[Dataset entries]
——————

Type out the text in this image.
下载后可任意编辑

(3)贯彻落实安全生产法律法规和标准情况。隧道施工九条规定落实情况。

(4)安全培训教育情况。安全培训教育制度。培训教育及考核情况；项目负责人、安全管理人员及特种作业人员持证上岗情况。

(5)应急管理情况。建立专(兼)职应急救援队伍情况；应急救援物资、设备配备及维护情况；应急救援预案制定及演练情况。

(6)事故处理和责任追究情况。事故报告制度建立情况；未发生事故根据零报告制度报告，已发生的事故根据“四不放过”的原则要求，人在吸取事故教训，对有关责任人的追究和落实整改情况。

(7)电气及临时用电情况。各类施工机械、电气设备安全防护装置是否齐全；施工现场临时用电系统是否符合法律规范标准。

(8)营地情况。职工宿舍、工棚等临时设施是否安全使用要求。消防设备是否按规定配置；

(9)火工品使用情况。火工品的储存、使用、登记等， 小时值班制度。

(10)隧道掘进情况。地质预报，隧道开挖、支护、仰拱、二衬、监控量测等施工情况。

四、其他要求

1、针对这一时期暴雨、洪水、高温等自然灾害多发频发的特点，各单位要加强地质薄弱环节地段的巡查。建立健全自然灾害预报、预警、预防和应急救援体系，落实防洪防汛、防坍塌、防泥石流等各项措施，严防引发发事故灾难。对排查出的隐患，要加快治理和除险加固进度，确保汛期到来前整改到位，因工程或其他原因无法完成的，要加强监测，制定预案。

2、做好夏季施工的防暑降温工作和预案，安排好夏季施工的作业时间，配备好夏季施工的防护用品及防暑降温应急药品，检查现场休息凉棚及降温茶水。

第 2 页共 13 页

——————

→ **YOUR GOAL**:
Retype all the material above precisely, with no line left out.

→ **SOLUTION TO THIS EXERCISE**:
Type out the text in this image.
下载后可任意编辑

(3)贯彻落实安全生产法律法规和标准情况。隧道施工九条规定落实情况。

(4)安全培训教育情况。安全培训教育制度。培训教育及考核情况；项目负责人、安全管理人员及特种作业人员持证上岗情况。

(5)应急管理情况。建立专(兼)职应急救援队伍情况；应急救援物资、设备配备及维护情况；应急救援预案制定及演练情况。

(6)事故处理和责任追究情况。事故报告制度建立情况；未发生事故根据零报告制度报告，已发生的事故根据“四不放过”的原则要求，人在吸取事故教训，对有关责任人的追究和落实整改情况。

(7)电气及临时用电情况。各类施工机械、电气设备安全防护装置是否齐全；施工现场临时用电系统是否符合法律规范标准。

(8)营地情况。职工宿舍、工棚等临时设施是否安全使用要求。消防设备是否按规定配置；

(9)火工品使用情况。火工品的储存、使用、登记等， 小时值班制度。

(10)隧道掘进情况。地质预报，隧道开挖、支护、仰拱、二衬、监控量测等施工情况。

四、其他要求

1、针对这一时期暴雨、洪水、高温等自然灾害多发频发的特点，各单位要加强地质薄弱环节地段的巡查。建立健全自然灾害预报、预警、预防和应急救援体系，落实防洪防汛、防坍塌、防泥石流等各项措施，严防引发发事故灾难。对排查出的隐患，要加快治理和除险加固进度，确保汛期到来前整改到位，因工程或其他原因无法完成的，要加强监测，制定预案。

2、做好夏季施工的防暑降温工作和预案，安排好夏季施工的作业时间，配备好夏季施工的防护用品及防暑降温应急药品，检查现场休息凉棚及降温茶水。

第 2 页共 13 页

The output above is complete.